**What to do**
Write out the records word for word, with no pictures.

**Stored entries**
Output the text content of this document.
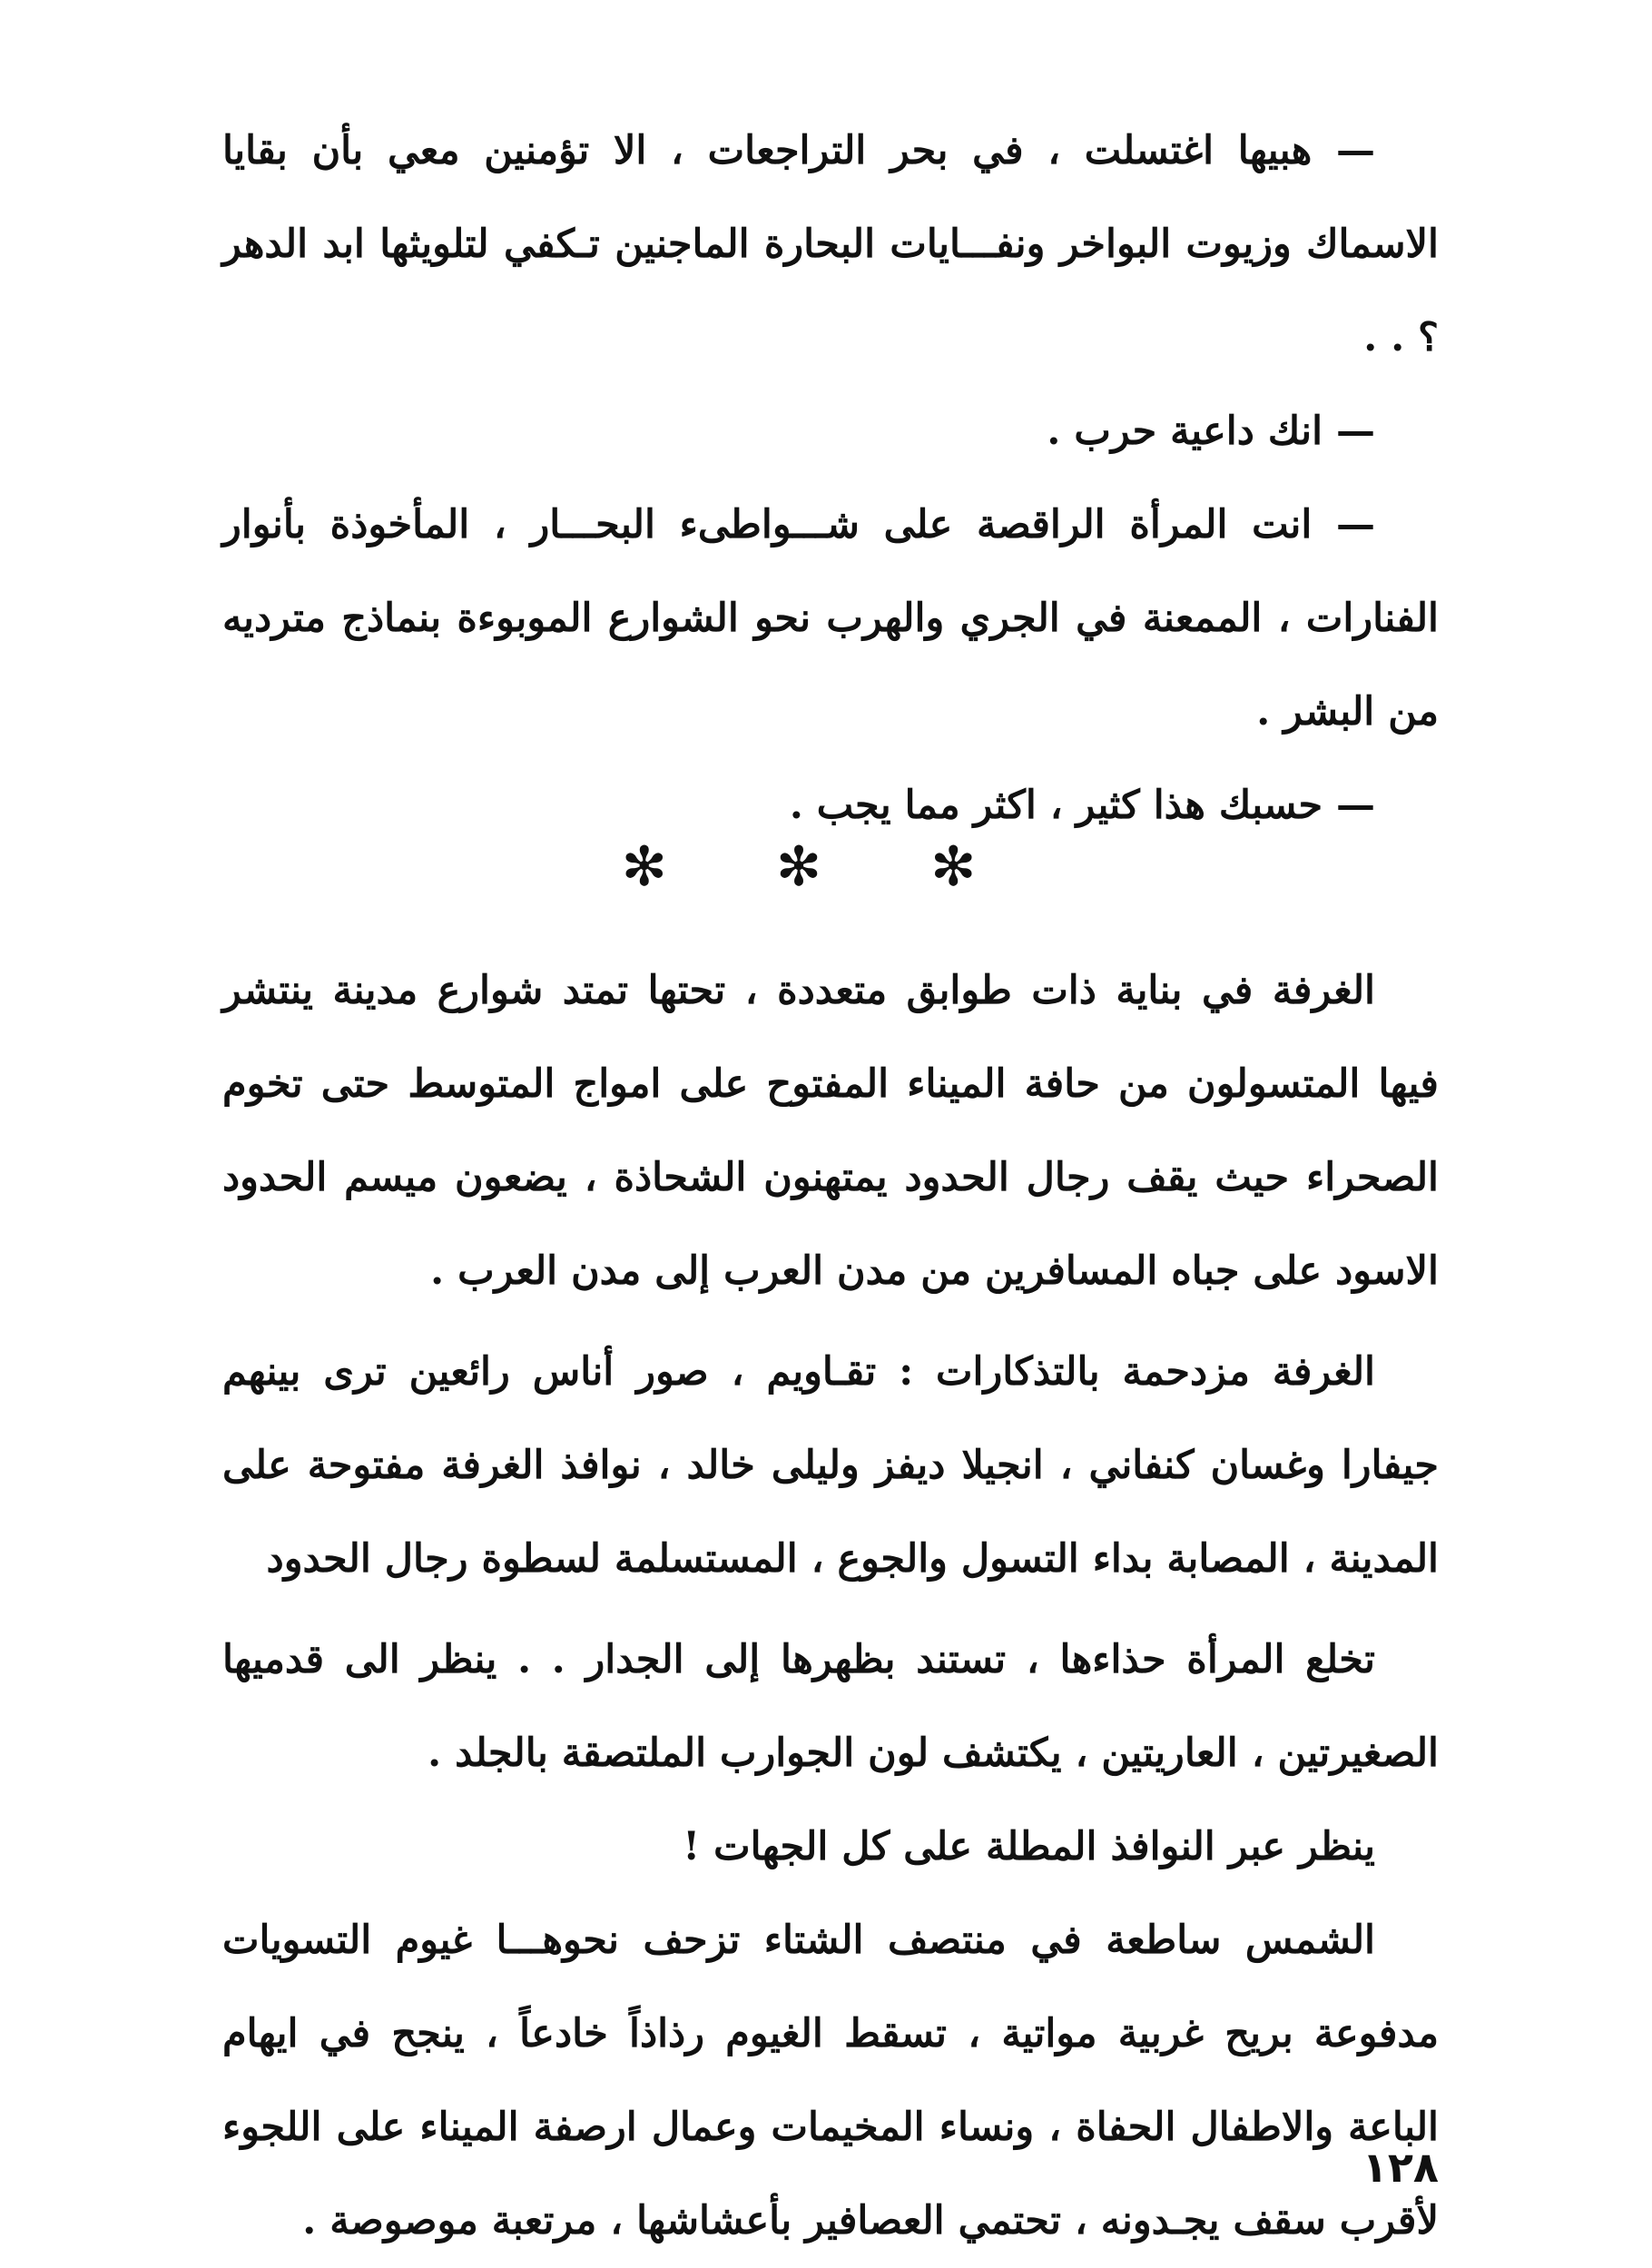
— هبيها اغتسلت ، في بحر التراجعات ، الا تؤمنين معي بأن بقايا الاسماك وزيوت البواخر ونفـــايات البحارة الماجنين تـكفي لتلويثها ابد الدهر ؟ . .

— انك داعية حرب .

— انت المرأة الراقصة على شـــواطىء البحـــار ، المأخوذة بأنوار الفنارات ، الممعنة في الجري والهرب نحو الشوارع الموبوءة بنماذج مترديه من البشر .

— حسبك هذا كثير ، اكثر مما يجب .

✻ ✻ ✻

الغرفة في بناية ذات طوابق متعددة ، تحتها تمتد شوارع مدينة ينتشر فيها المتسولون من حافة الميناء المفتوح على امواج المتوسط حتى تخوم الصحراء حيث يقف رجال الحدود يمتهنون الشحاذة ، يضعون ميسم الحدود الاسود على جباه المسافرين من مدن العرب إلى مدن العرب .

الغرفة مزدحمة بالتذكارات : تقـاويم ، صور أناس رائعين ترى بينهم جيفارا وغسان كنفاني ، انجيلا ديفز وليلى خالد ، نوافذ الغرفة مفتوحة على المدينة ، المصابة بداء التسول والجوع ، المستسلمة لسطوة رجال الحدود

تخلع المرأة حذاءها ، تستند بظهرها إلى الجدار . . ينظر الى قدميها الصغيرتين ، العاريتين ، يكتشف لون الجوارب الملتصقة بالجلد .

ينظر عبر النوافذ المطلة على كل الجهات !

الشمس ساطعة في منتصف الشتاء تزحف نحوهـــا غيوم التسويات مدفوعة بريح غربية مواتية ، تسقط الغيوم رذاذاً خادعاً ، ينجح في ايهام الباعة والاطفال الحفاة ، ونساء المخيمات وعمال ارصفة الميناء على اللجوء لأقرب سقف يجـدونه ، تحتمي العصافير بأعشاشها ، مرتعبة موصوصة .

١٢٨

**Solved exercise**
Output the text content of this document.
— هبيها اغتسلت ، في بحر التراجعات ، الا تؤمنين معي بأن بقايا الاسماك وزيوت البواخر ونفـــايات البحارة الماجنين تـكفي لتلويثها ابد الدهر ؟ . .

— انك داعية حرب .

— انت المرأة الراقصة على شـــواطىء البحـــار ، المأخوذة بأنوار الفنارات ، الممعنة في الجري والهرب نحو الشوارع الموبوءة بنماذج مترديه من البشر .

— حسبك هذا كثير ، اكثر مما يجب .

✻ ✻ ✻

الغرفة في بناية ذات طوابق متعددة ، تحتها تمتد شوارع مدينة ينتشر فيها المتسولون من حافة الميناء المفتوح على امواج المتوسط حتى تخوم الصحراء حيث يقف رجال الحدود يمتهنون الشحاذة ، يضعون ميسم الحدود الاسود على جباه المسافرين من مدن العرب إلى مدن العرب .

الغرفة مزدحمة بالتذكارات : تقـاويم ، صور أناس رائعين ترى بينهم جيفارا وغسان كنفاني ، انجيلا ديفز وليلى خالد ، نوافذ الغرفة مفتوحة على المدينة ، المصابة بداء التسول والجوع ، المستسلمة لسطوة رجال الحدود

تخلع المرأة حذاءها ، تستند بظهرها إلى الجدار . . ينظر الى قدميها الصغيرتين ، العاريتين ، يكتشف لون الجوارب الملتصقة بالجلد .

ينظر عبر النوافذ المطلة على كل الجهات !

الشمس ساطعة في منتصف الشتاء تزحف نحوهـــا غيوم التسويات مدفوعة بريح غربية مواتية ، تسقط الغيوم رذاذاً خادعاً ، ينجح في ايهام الباعة والاطفال الحفاة ، ونساء المخيمات وعمال ارصفة الميناء على اللجوء لأقرب سقف يجـدونه ، تحتمي العصافير بأعشاشها ، مرتعبة موصوصة .

١٢٨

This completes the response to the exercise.